### MATERIAL
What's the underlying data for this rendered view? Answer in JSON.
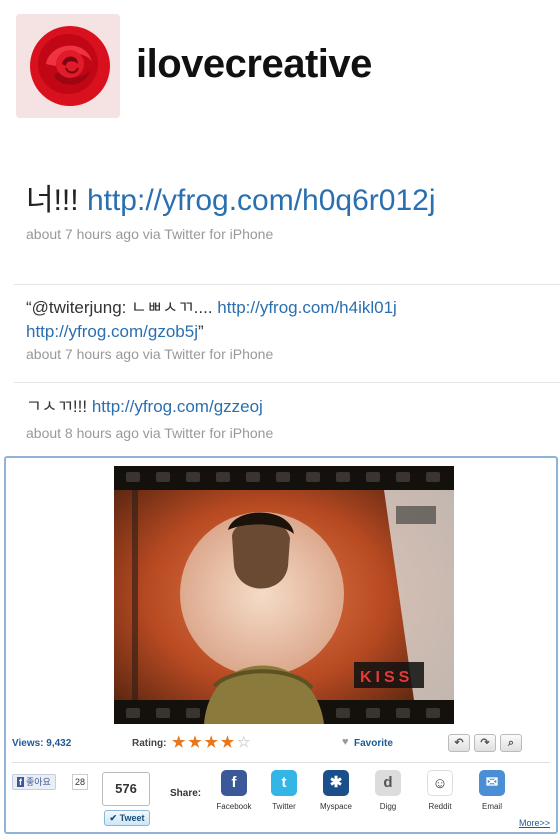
{
  "profile": {
    "username": "ilovecreative"
  },
  "tweets": [
    {
      "prefix": "너!!! ",
      "link": "http://yfrog.com/h0q6r012j",
      "meta": "about 7 hours ago via Twitter for iPhone"
    },
    {
      "prefix": "“@twiterjung:            ㄴㅃㅅㄲ.... ",
      "link": "http://yfrog.com/h4ikl01j",
      "link2": "http://yfrog.com/gzob5j",
      "suffix": "”",
      "meta": "about 7 hours ago via Twitter for iPhone"
    },
    {
      "prefix": "ㄱㅅㄲ!!! ",
      "link": "http://yfrog.com/gzzeoj",
      "meta": "about 8 hours ago via Twitter for iPhone"
    }
  ],
  "widget": {
    "views_label": "Views: 9,432",
    "rating_label": "Rating:",
    "rating_value": 4,
    "rating_max": 5,
    "favorite_label": "Favorite",
    "fb_like_label": "좋아요",
    "fb_like_count": "28",
    "tweet_count": "576",
    "tweet_button_label": "Tweet",
    "share_label": "Share:",
    "share_items": [
      "Facebook",
      "Twitter",
      "Myspace",
      "Digg",
      "Reddit",
      "Email"
    ],
    "more_label": "More>>",
    "video_badge": "KISS"
  },
  "colors": {
    "link": "#2a6fb0",
    "accent": "#e8761a",
    "widget_border": "#8fb4d6"
  }
}
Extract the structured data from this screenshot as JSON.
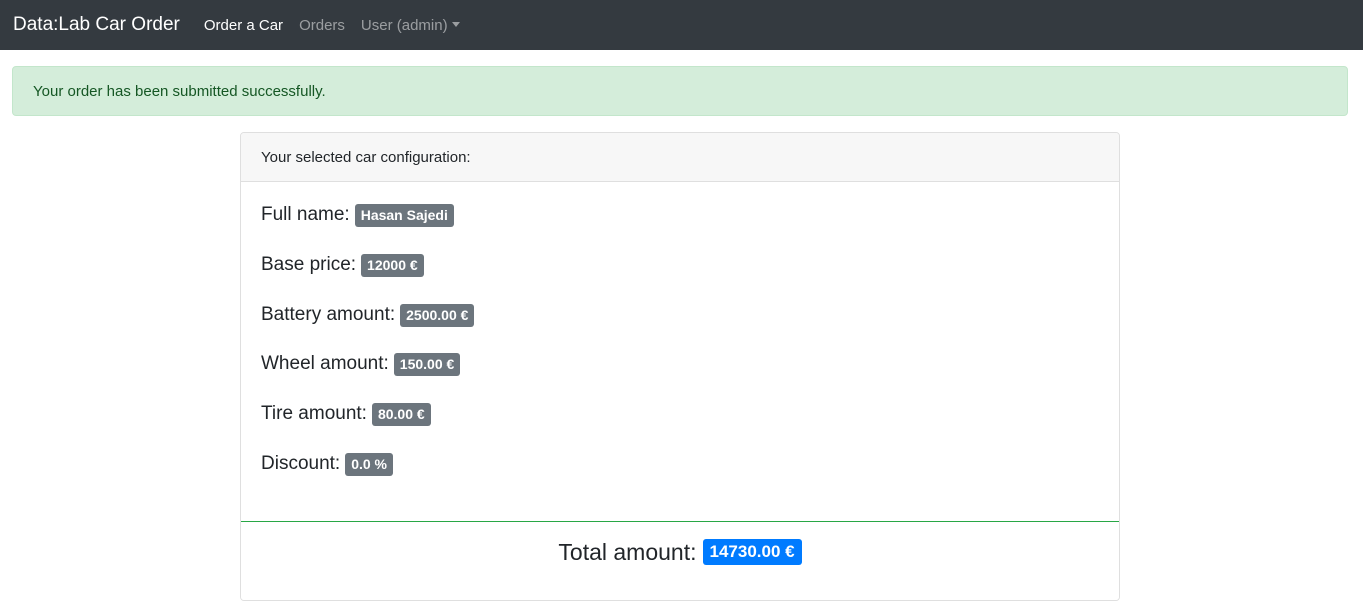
{
  "navbar": {
    "brand": "Data:Lab Car Order",
    "links": [
      {
        "label": "Order a Car"
      },
      {
        "label": "Orders"
      },
      {
        "label": "User (admin)"
      }
    ]
  },
  "alert": {
    "message": "Your order has been submitted successfully."
  },
  "card": {
    "header": "Your selected car configuration:",
    "rows": [
      {
        "label": "Full name:",
        "value": "Hasan Sajedi"
      },
      {
        "label": "Base price:",
        "value": "12000 €"
      },
      {
        "label": "Battery amount:",
        "value": "2500.00 €"
      },
      {
        "label": "Wheel amount:",
        "value": "150.00 €"
      },
      {
        "label": "Tire amount:",
        "value": "80.00 €"
      },
      {
        "label": "Discount:",
        "value": "0.0 %"
      }
    ],
    "total": {
      "label": "Total amount:",
      "value": "14730.00 €"
    }
  },
  "colors": {
    "navbar_bg": "#343a40",
    "alert_bg": "#d4edda",
    "alert_text": "#155724",
    "badge_secondary": "#6c757d",
    "badge_primary": "#007bff",
    "footer_border": "#28a745"
  }
}
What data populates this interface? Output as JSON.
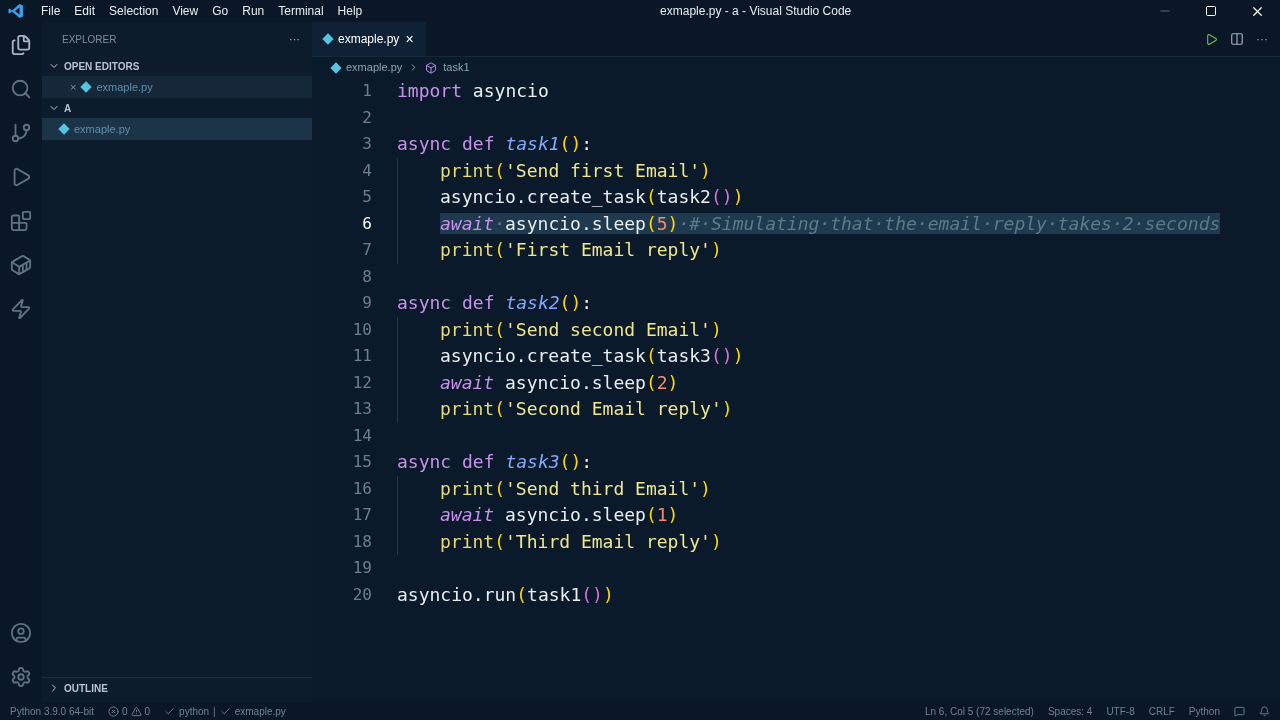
{
  "window": {
    "title": "exmaple.py - a - Visual Studio Code"
  },
  "menu": [
    "File",
    "Edit",
    "Selection",
    "View",
    "Go",
    "Run",
    "Terminal",
    "Help"
  ],
  "sidebar": {
    "title": "EXPLORER",
    "more": "···",
    "sections": [
      {
        "label": "OPEN EDITORS",
        "expanded": true,
        "items": [
          {
            "label": "exmaple.py",
            "close": "×",
            "selected": false
          }
        ]
      },
      {
        "label": "A",
        "expanded": true,
        "items": [
          {
            "label": "exmaple.py",
            "selected": true
          }
        ]
      },
      {
        "label": "OUTLINE",
        "expanded": false
      }
    ]
  },
  "tabs": [
    {
      "label": "exmaple.py",
      "close": "×",
      "selected": true
    }
  ],
  "breadcrumbs": [
    "exmaple.py",
    "task1"
  ],
  "code": [
    {
      "number": "1",
      "selected": false,
      "indented": false,
      "tokens": [
        {
          "kind": "keyword",
          "text": "import"
        },
        {
          "kind": "plain",
          "text": " asyncio"
        }
      ]
    },
    {
      "number": "2",
      "selected": false
    },
    {
      "number": "3",
      "selected": false,
      "indented": false,
      "tokens": [
        {
          "kind": "keyword",
          "text": "async def "
        },
        {
          "kind": "func",
          "text": "task1"
        },
        {
          "kind": "paren1",
          "text": "()"
        },
        {
          "kind": "plain",
          "text": ":"
        }
      ]
    },
    {
      "number": "4",
      "selected": false,
      "indented": true,
      "tokens": [
        {
          "kind": "builtin",
          "text": "print"
        },
        {
          "kind": "paren1",
          "text": "("
        },
        {
          "kind": "string",
          "text": "'Send first Email'"
        },
        {
          "kind": "paren1",
          "text": ")"
        }
      ]
    },
    {
      "number": "5",
      "selected": false,
      "indented": true,
      "tokens": [
        {
          "kind": "plain",
          "text": "asyncio.create_task"
        },
        {
          "kind": "paren1",
          "text": "("
        },
        {
          "kind": "plain",
          "text": "task2"
        },
        {
          "kind": "paren2",
          "text": "()"
        },
        {
          "kind": "paren1",
          "text": ")"
        }
      ]
    },
    {
      "number": "6",
      "selected": true,
      "indented": true,
      "tokens": [
        {
          "kind": "control",
          "text": "await"
        },
        {
          "kind": "comment",
          "text": "·"
        },
        {
          "kind": "plain",
          "text": "asyncio.sleep"
        },
        {
          "kind": "paren1",
          "text": "("
        },
        {
          "kind": "number",
          "text": "5"
        },
        {
          "kind": "paren1",
          "text": ")"
        },
        {
          "kind": "comment",
          "text": "·#·Simulating·that·the·email·reply·takes·2·seconds"
        }
      ]
    },
    {
      "number": "7",
      "selected": false,
      "indented": true,
      "tokens": [
        {
          "kind": "builtin",
          "text": "print"
        },
        {
          "kind": "paren1",
          "text": "("
        },
        {
          "kind": "string",
          "text": "'First Email reply'"
        },
        {
          "kind": "paren1",
          "text": ")"
        }
      ]
    },
    {
      "number": "8",
      "selected": false
    },
    {
      "number": "9",
      "selected": false,
      "indented": false,
      "tokens": [
        {
          "kind": "keyword",
          "text": "async def "
        },
        {
          "kind": "func",
          "text": "task2"
        },
        {
          "kind": "paren1",
          "text": "()"
        },
        {
          "kind": "plain",
          "text": ":"
        }
      ]
    },
    {
      "number": "10",
      "selected": false,
      "indented": true,
      "tokens": [
        {
          "kind": "builtin",
          "text": "print"
        },
        {
          "kind": "paren1",
          "text": "("
        },
        {
          "kind": "string",
          "text": "'Send second Email'"
        },
        {
          "kind": "paren1",
          "text": ")"
        }
      ]
    },
    {
      "number": "11",
      "selected": false,
      "indented": true,
      "tokens": [
        {
          "kind": "plain",
          "text": "asyncio.create_task"
        },
        {
          "kind": "paren1",
          "text": "("
        },
        {
          "kind": "plain",
          "text": "task3"
        },
        {
          "kind": "paren2",
          "text": "()"
        },
        {
          "kind": "paren1",
          "text": ")"
        }
      ]
    },
    {
      "number": "12",
      "selected": false,
      "indented": true,
      "tokens": [
        {
          "kind": "control",
          "text": "await"
        },
        {
          "kind": "plain",
          "text": " asyncio.sleep"
        },
        {
          "kind": "paren1",
          "text": "("
        },
        {
          "kind": "number",
          "text": "2"
        },
        {
          "kind": "paren1",
          "text": ")"
        }
      ]
    },
    {
      "number": "13",
      "selected": false,
      "indented": true,
      "tokens": [
        {
          "kind": "builtin",
          "text": "print"
        },
        {
          "kind": "paren1",
          "text": "("
        },
        {
          "kind": "string",
          "text": "'Second Email reply'"
        },
        {
          "kind": "paren1",
          "text": ")"
        }
      ]
    },
    {
      "number": "14",
      "selected": false
    },
    {
      "number": "15",
      "selected": false,
      "indented": false,
      "tokens": [
        {
          "kind": "keyword",
          "text": "async def "
        },
        {
          "kind": "func",
          "text": "task3"
        },
        {
          "kind": "paren1",
          "text": "()"
        },
        {
          "kind": "plain",
          "text": ":"
        }
      ]
    },
    {
      "number": "16",
      "selected": false,
      "indented": true,
      "tokens": [
        {
          "kind": "builtin",
          "text": "print"
        },
        {
          "kind": "paren1",
          "text": "("
        },
        {
          "kind": "string",
          "text": "'Send third Email'"
        },
        {
          "kind": "paren1",
          "text": ")"
        }
      ]
    },
    {
      "number": "17",
      "selected": false,
      "indented": true,
      "tokens": [
        {
          "kind": "control",
          "text": "await"
        },
        {
          "kind": "plain",
          "text": " asyncio.sleep"
        },
        {
          "kind": "paren1",
          "text": "("
        },
        {
          "kind": "number",
          "text": "1"
        },
        {
          "kind": "paren1",
          "text": ")"
        }
      ]
    },
    {
      "number": "18",
      "selected": false,
      "indented": true,
      "tokens": [
        {
          "kind": "builtin",
          "text": "print"
        },
        {
          "kind": "paren1",
          "text": "("
        },
        {
          "kind": "string",
          "text": "'Third Email reply'"
        },
        {
          "kind": "paren1",
          "text": ")"
        }
      ]
    },
    {
      "number": "19",
      "selected": false
    },
    {
      "number": "20",
      "selected": false,
      "indented": false,
      "tokens": [
        {
          "kind": "plain",
          "text": "asyncio.run"
        },
        {
          "kind": "paren1",
          "text": "("
        },
        {
          "kind": "plain",
          "text": "task1"
        },
        {
          "kind": "paren2",
          "text": "()"
        },
        {
          "kind": "paren1",
          "text": ")"
        }
      ]
    }
  ],
  "status_bar": {
    "interpreter": "Python 3.9.0 64-bit",
    "errors": "0",
    "warnings": "0",
    "checks": [
      "python",
      "exmaple.py"
    ],
    "separator": "|",
    "right": [
      "Ln 6, Col 5 (72 selected)",
      "Spaces: 4",
      "UTF-8",
      "CRLF",
      "Python"
    ]
  }
}
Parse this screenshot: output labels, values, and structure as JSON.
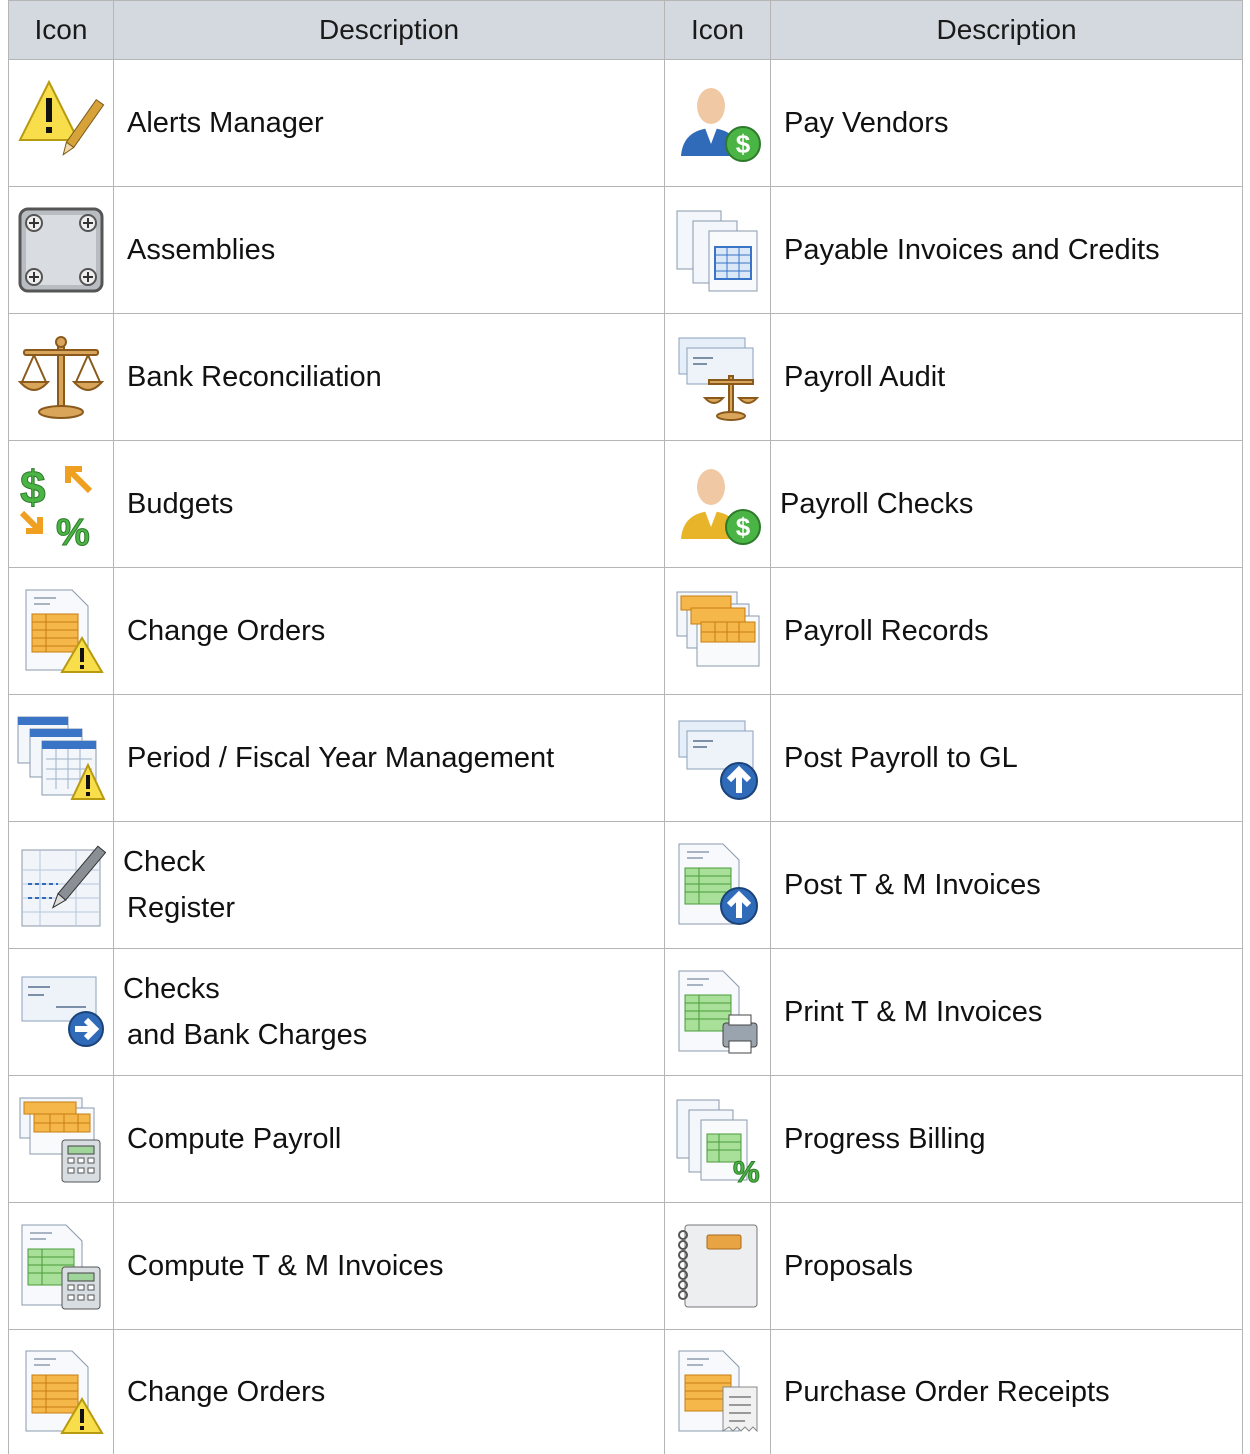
{
  "headers": {
    "icon_col_1": "Icon",
    "desc_col_1": "Description",
    "icon_col_2": "Icon",
    "desc_col_2": "Description"
  },
  "rows": [
    {
      "left": {
        "icon": "alert-pencil-icon",
        "label": "Alerts Manager"
      },
      "right": {
        "icon": "person-dollar-blue-icon",
        "label": "Pay Vendors"
      }
    },
    {
      "left": {
        "icon": "metal-plate-screws-icon",
        "label": "Assemblies"
      },
      "right": {
        "icon": "stacked-documents-table-icon",
        "label": "Payable Invoices and Credits"
      }
    },
    {
      "left": {
        "icon": "balance-scale-icon",
        "label": "Bank Reconciliation"
      },
      "right": {
        "icon": "checks-scale-icon",
        "label": "Payroll Audit"
      }
    },
    {
      "left": {
        "icon": "dollar-percent-arrows-icon",
        "label": "Budgets"
      },
      "right": {
        "icon": "person-dollar-gold-icon",
        "label": "Payroll Checks"
      }
    },
    {
      "left": {
        "icon": "document-warning-icon",
        "label": "Change Orders"
      },
      "right": {
        "icon": "stacked-ledgers-icon",
        "label": "Payroll Records"
      }
    },
    {
      "left": {
        "icon": "calendars-warning-icon",
        "label": "Period / Fiscal Year Management"
      },
      "right": {
        "icon": "checks-upload-icon",
        "label": "Post Payroll to GL"
      }
    },
    {
      "left": {
        "icon": "register-pen-icon",
        "label_line1": "Check",
        "label_line2": "Register"
      },
      "right": {
        "icon": "green-document-upload-icon",
        "label": "Post T & M Invoices"
      }
    },
    {
      "left": {
        "icon": "check-arrow-icon",
        "label_line1": "Checks",
        "label_line2": "and Bank Charges"
      },
      "right": {
        "icon": "green-document-printer-icon",
        "label": "Print T & M Invoices"
      }
    },
    {
      "left": {
        "icon": "ledgers-calculator-icon",
        "label": "Compute Payroll"
      },
      "right": {
        "icon": "stacked-documents-percent-icon",
        "label": "Progress Billing"
      }
    },
    {
      "left": {
        "icon": "green-document-calculator-icon",
        "label": "Compute T & M Invoices"
      },
      "right": {
        "icon": "notebook-icon",
        "label": "Proposals"
      }
    },
    {
      "left": {
        "icon": "document-warning-icon",
        "label": "Change Orders"
      },
      "right": {
        "icon": "document-receipt-icon",
        "label": "Purchase Order Receipts"
      }
    }
  ]
}
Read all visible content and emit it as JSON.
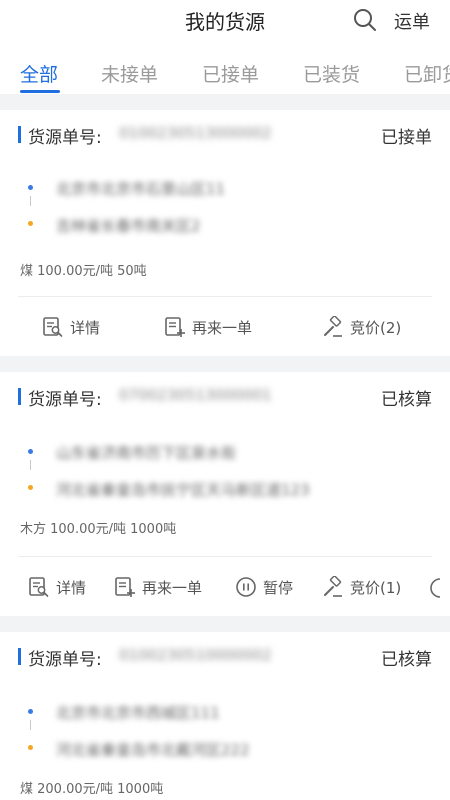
{
  "header": {
    "title": "我的货源",
    "right_action": "运单"
  },
  "tabs": [
    {
      "label": "全部",
      "active": true
    },
    {
      "label": "未接单"
    },
    {
      "label": "已接单"
    },
    {
      "label": "已装货"
    },
    {
      "label": "已卸货"
    }
  ],
  "cards": [
    {
      "label": "货源单号:",
      "order_no": "0100230513000002",
      "status": "已接单",
      "from": "北京市北京市石景山区11",
      "to": "吉林省长春市南关区2",
      "goods": "煤  100.00元/吨  50吨",
      "actions": {
        "detail": "详情",
        "reorder": "再来一单",
        "bid": "竞价(2)"
      }
    },
    {
      "label": "货源单号:",
      "order_no": "0700230513000001",
      "status": "已核算",
      "from": "山东省济南市历下区泉水街",
      "to": "河北省秦皇岛市抚宁区天马新区道123",
      "goods": "木方  100.00元/吨  1000吨",
      "actions": {
        "detail": "详情",
        "reorder": "再来一单",
        "pause": "暂停",
        "bid": "竞价(1)"
      }
    },
    {
      "label": "货源单号:",
      "order_no": "0100230510000002",
      "status": "已核算",
      "from": "北京市北京市西城区111",
      "to": "河北省秦皇岛市北戴河区222",
      "goods": "煤  200.00元/吨  1000吨"
    }
  ],
  "colors": {
    "accent": "#1f6fde",
    "from_dot": "#3a7be8",
    "to_dot": "#f5a623",
    "background": "#f2f3f5"
  },
  "icons": {
    "search": "search-icon",
    "detail": "document-search-icon",
    "reorder": "document-plus-icon",
    "pause": "pause-circle-icon",
    "bid": "gavel-icon"
  }
}
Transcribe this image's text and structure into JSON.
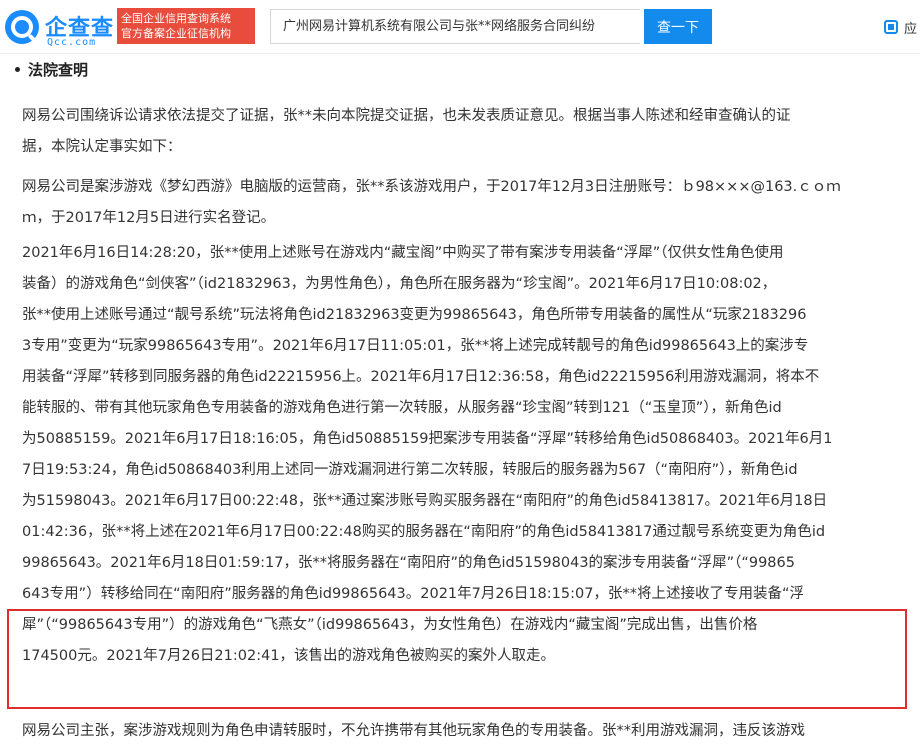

### EXERCISE
Copy each line of the preceding data that contains the string "exmaple".

### OUTPUT FOR THIS EXERCISE
    "title": "exmaple.py - a - Visual Studio Code"
            "label": "exmaple.py",
            "label": "exmaple.py",
      "label": "exmaple.py",
    "exmaple.py",
      "exmaple.py"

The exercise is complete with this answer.